[Dati in ingresso]:
::::

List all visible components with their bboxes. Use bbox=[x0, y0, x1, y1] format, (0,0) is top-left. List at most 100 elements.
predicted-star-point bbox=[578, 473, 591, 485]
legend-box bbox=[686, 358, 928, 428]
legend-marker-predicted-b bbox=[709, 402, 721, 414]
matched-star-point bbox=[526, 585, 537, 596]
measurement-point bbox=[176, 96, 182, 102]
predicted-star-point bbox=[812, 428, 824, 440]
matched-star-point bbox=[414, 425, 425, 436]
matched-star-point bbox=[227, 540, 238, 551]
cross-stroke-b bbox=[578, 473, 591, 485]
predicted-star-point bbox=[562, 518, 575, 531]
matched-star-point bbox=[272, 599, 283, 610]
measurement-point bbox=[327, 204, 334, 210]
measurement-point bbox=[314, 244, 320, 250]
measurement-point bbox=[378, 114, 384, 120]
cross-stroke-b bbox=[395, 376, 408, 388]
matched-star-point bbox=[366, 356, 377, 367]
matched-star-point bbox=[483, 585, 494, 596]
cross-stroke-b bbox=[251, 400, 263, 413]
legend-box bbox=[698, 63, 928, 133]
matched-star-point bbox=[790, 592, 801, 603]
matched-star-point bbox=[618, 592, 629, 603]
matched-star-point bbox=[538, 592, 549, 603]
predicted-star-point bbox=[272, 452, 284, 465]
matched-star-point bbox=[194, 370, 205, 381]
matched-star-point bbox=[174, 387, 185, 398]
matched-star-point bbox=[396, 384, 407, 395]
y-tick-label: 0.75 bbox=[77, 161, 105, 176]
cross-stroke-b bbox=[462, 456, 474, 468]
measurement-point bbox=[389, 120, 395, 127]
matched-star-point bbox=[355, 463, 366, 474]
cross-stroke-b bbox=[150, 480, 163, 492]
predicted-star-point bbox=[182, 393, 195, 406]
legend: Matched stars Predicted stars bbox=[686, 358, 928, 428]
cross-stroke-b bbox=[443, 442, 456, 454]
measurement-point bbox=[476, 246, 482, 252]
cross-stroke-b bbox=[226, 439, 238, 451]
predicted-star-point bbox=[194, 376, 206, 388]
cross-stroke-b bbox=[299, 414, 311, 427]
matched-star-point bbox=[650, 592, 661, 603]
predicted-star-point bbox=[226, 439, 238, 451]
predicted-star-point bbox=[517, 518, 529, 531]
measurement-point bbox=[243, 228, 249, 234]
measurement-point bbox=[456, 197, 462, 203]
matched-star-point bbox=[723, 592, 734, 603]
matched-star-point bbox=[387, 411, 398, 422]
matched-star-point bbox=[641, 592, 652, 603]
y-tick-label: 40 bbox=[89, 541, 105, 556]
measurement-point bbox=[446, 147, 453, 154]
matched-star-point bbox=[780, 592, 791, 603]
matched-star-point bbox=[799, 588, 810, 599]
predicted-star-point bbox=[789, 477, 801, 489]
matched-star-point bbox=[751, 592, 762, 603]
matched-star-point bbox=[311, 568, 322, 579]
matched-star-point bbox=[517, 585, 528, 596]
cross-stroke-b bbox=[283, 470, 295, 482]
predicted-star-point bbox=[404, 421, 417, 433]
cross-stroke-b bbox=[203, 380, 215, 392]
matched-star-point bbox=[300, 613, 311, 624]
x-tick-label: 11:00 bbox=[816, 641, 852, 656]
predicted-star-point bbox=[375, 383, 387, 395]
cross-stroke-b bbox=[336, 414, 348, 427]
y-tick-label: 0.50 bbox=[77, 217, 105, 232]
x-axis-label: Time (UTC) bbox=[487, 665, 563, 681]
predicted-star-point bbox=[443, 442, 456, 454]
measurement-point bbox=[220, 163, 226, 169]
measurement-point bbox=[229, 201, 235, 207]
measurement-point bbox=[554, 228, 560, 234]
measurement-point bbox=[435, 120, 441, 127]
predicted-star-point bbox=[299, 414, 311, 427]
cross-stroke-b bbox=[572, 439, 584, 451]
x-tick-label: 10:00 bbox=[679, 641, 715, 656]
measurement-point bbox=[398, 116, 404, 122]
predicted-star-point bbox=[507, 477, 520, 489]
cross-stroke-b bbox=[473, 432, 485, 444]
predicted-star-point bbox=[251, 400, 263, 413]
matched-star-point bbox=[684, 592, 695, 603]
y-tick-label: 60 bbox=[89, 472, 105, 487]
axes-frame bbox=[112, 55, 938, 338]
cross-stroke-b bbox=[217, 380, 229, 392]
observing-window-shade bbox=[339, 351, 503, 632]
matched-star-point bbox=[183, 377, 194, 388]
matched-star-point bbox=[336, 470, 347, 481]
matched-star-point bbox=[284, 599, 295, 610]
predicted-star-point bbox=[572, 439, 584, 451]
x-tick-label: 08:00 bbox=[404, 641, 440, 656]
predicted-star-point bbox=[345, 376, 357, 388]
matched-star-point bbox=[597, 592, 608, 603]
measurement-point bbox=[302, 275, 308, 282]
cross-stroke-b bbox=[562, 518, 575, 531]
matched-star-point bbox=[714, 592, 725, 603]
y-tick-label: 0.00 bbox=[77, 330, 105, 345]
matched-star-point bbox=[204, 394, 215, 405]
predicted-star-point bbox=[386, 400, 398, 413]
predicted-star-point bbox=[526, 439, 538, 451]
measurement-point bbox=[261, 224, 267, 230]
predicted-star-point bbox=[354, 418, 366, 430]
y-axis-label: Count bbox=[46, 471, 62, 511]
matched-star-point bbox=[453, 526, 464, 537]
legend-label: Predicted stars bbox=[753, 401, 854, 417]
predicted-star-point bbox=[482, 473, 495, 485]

::::

[Testo del compito]: Trascrivi senza alcuna modifica tutte le righe riportate sopra.

[Risposta fornita]:
List all visible components with their bboxes. Use bbox=[x0, y0, x1, y1] format, (0,0) is top-left. List at most 100 elements.
predicted-star-point bbox=[578, 473, 591, 485]
legend-box bbox=[686, 358, 928, 428]
legend-marker-predicted-b bbox=[709, 402, 721, 414]
matched-star-point bbox=[526, 585, 537, 596]
measurement-point bbox=[176, 96, 182, 102]
predicted-star-point bbox=[812, 428, 824, 440]
matched-star-point bbox=[414, 425, 425, 436]
matched-star-point bbox=[227, 540, 238, 551]
cross-stroke-b bbox=[578, 473, 591, 485]
predicted-star-point bbox=[562, 518, 575, 531]
matched-star-point bbox=[272, 599, 283, 610]
measurement-point bbox=[327, 204, 334, 210]
measurement-point bbox=[314, 244, 320, 250]
measurement-point bbox=[378, 114, 384, 120]
cross-stroke-b bbox=[395, 376, 408, 388]
matched-star-point bbox=[366, 356, 377, 367]
matched-star-point bbox=[483, 585, 494, 596]
cross-stroke-b bbox=[251, 400, 263, 413]
legend-box bbox=[698, 63, 928, 133]
matched-star-point bbox=[790, 592, 801, 603]
matched-star-point bbox=[618, 592, 629, 603]
matched-star-point bbox=[538, 592, 549, 603]
predicted-star-point bbox=[272, 452, 284, 465]
matched-star-point bbox=[194, 370, 205, 381]
matched-star-point bbox=[174, 387, 185, 398]
matched-star-point bbox=[396, 384, 407, 395]
y-tick-label: 0.75 bbox=[77, 161, 105, 176]
cross-stroke-b bbox=[462, 456, 474, 468]
measurement-point bbox=[389, 120, 395, 127]
matched-star-point bbox=[355, 463, 366, 474]
cross-stroke-b bbox=[150, 480, 163, 492]
predicted-star-point bbox=[182, 393, 195, 406]
legend: Matched stars Predicted stars bbox=[686, 358, 928, 428]
cross-stroke-b bbox=[443, 442, 456, 454]
measurement-point bbox=[476, 246, 482, 252]
cross-stroke-b bbox=[226, 439, 238, 451]
predicted-star-point bbox=[194, 376, 206, 388]
cross-stroke-b bbox=[299, 414, 311, 427]
matched-star-point bbox=[650, 592, 661, 603]
predicted-star-point bbox=[226, 439, 238, 451]
predicted-star-point bbox=[517, 518, 529, 531]
measurement-point bbox=[243, 228, 249, 234]
measurement-point bbox=[456, 197, 462, 203]
matched-star-point bbox=[723, 592, 734, 603]
matched-star-point bbox=[387, 411, 398, 422]
matched-star-point bbox=[641, 592, 652, 603]
y-tick-label: 40 bbox=[89, 541, 105, 556]
measurement-point bbox=[446, 147, 453, 154]
matched-star-point bbox=[780, 592, 791, 603]
matched-star-point bbox=[799, 588, 810, 599]
predicted-star-point bbox=[789, 477, 801, 489]
matched-star-point bbox=[751, 592, 762, 603]
matched-star-point bbox=[311, 568, 322, 579]
matched-star-point bbox=[517, 585, 528, 596]
cross-stroke-b bbox=[283, 470, 295, 482]
predicted-star-point bbox=[404, 421, 417, 433]
cross-stroke-b bbox=[203, 380, 215, 392]
matched-star-point bbox=[300, 613, 311, 624]
x-tick-label: 11:00 bbox=[816, 641, 852, 656]
predicted-star-point bbox=[375, 383, 387, 395]
cross-stroke-b bbox=[336, 414, 348, 427]
y-tick-label: 0.50 bbox=[77, 217, 105, 232]
x-axis-label: Time (UTC) bbox=[487, 665, 563, 681]
predicted-star-point bbox=[443, 442, 456, 454]
measurement-point bbox=[220, 163, 226, 169]
measurement-point bbox=[229, 201, 235, 207]
measurement-point bbox=[554, 228, 560, 234]
measurement-point bbox=[435, 120, 441, 127]
predicted-star-point bbox=[299, 414, 311, 427]
cross-stroke-b bbox=[572, 439, 584, 451]
x-tick-label: 10:00 bbox=[679, 641, 715, 656]
measurement-point bbox=[398, 116, 404, 122]
predicted-star-point bbox=[507, 477, 520, 489]
cross-stroke-b bbox=[473, 432, 485, 444]
predicted-star-point bbox=[251, 400, 263, 413]
matched-star-point bbox=[684, 592, 695, 603]
y-tick-label: 60 bbox=[89, 472, 105, 487]
axes-frame bbox=[112, 55, 938, 338]
cross-stroke-b bbox=[217, 380, 229, 392]
observing-window-shade bbox=[339, 351, 503, 632]
matched-star-point bbox=[183, 377, 194, 388]
matched-star-point bbox=[336, 470, 347, 481]
matched-star-point bbox=[284, 599, 295, 610]
predicted-star-point bbox=[572, 439, 584, 451]
x-tick-label: 08:00 bbox=[404, 641, 440, 656]
predicted-star-point bbox=[345, 376, 357, 388]
matched-star-point bbox=[597, 592, 608, 603]
measurement-point bbox=[302, 275, 308, 282]
cross-stroke-b bbox=[562, 518, 575, 531]
matched-star-point bbox=[714, 592, 725, 603]
y-tick-label: 0.00 bbox=[77, 330, 105, 345]
matched-star-point bbox=[204, 394, 215, 405]
predicted-star-point bbox=[386, 400, 398, 413]
predicted-star-point bbox=[526, 439, 538, 451]
measurement-point bbox=[261, 224, 267, 230]
predicted-star-point bbox=[354, 418, 366, 430]
y-axis-label: Count bbox=[46, 471, 62, 511]
matched-star-point bbox=[453, 526, 464, 537]
legend-label: Predicted stars bbox=[753, 401, 854, 417]
predicted-star-point bbox=[482, 473, 495, 485]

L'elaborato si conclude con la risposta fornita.